RECORDS TO USE ::
┌──

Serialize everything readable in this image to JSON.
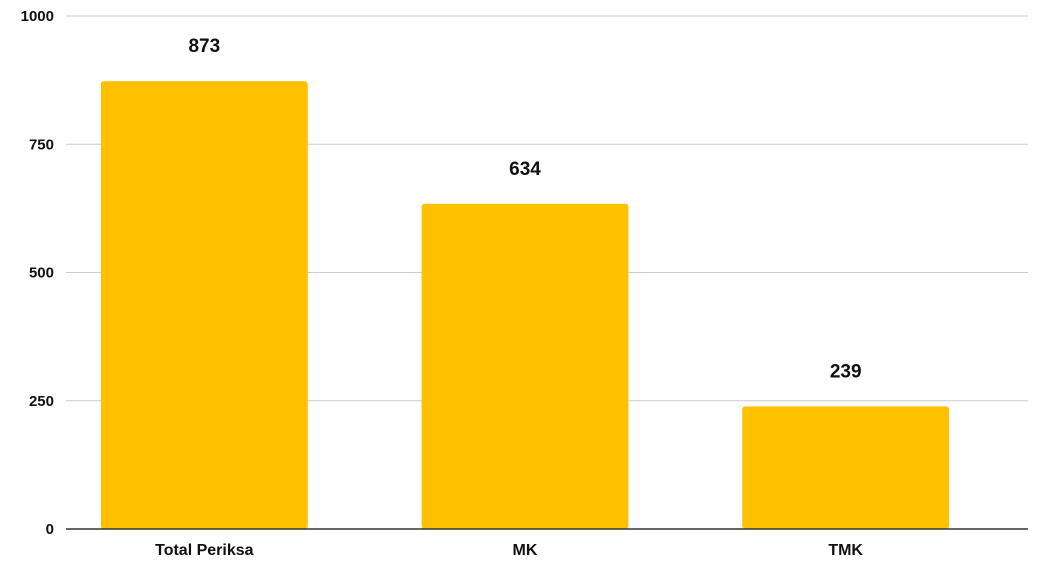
{
  "chart_data": {
    "type": "bar",
    "categories": [
      "Total Periksa",
      "MK",
      "TMK"
    ],
    "values": [
      873,
      634,
      239
    ],
    "data_labels": [
      "873",
      "634",
      "239"
    ],
    "title": "",
    "xlabel": "",
    "ylabel": "",
    "ylim": [
      0,
      1000
    ],
    "yticks": [
      0,
      250,
      500,
      750,
      1000
    ],
    "ytick_labels": [
      "0",
      "250",
      "500",
      "750",
      "1000"
    ],
    "grid": true,
    "legend": "none",
    "colors": {
      "bar": "#FFC000",
      "grid": "#cccccc",
      "axis": "#333333",
      "text": "#111111"
    }
  }
}
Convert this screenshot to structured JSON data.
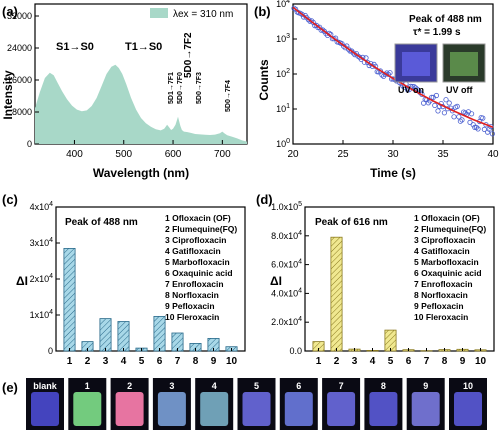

└──

OBJECTIVE :: Skip the pictures and transcribe the rest of the records exactly.

REPLY TO THE EXERCISE ::
Serialize everything readable in this image to JSON.
{
  "chart_data": {
    "type": "bar",
    "categories": [
      "Total Periksa",
      "MK",
      "TMK"
    ],
    "values": [
      873,
      634,
      239
    ],
    "data_labels": [
      "873",
      "634",
      "239"
    ],
    "title": "",
    "xlabel": "",
    "ylabel": "",
    "ylim": [
      0,
      1000
    ],
    "yticks": [
      0,
      250,
      500,
      750,
      1000
    ],
    "ytick_labels": [
      "0",
      "250",
      "500",
      "750",
      "1000"
    ],
    "grid": true,
    "legend": "none",
    "colors": {
      "bar": "#FFC000",
      "grid": "#cccccc",
      "axis": "#333333",
      "text": "#111111"
    }
  }
}
Convert this screenshot to structured JSON data.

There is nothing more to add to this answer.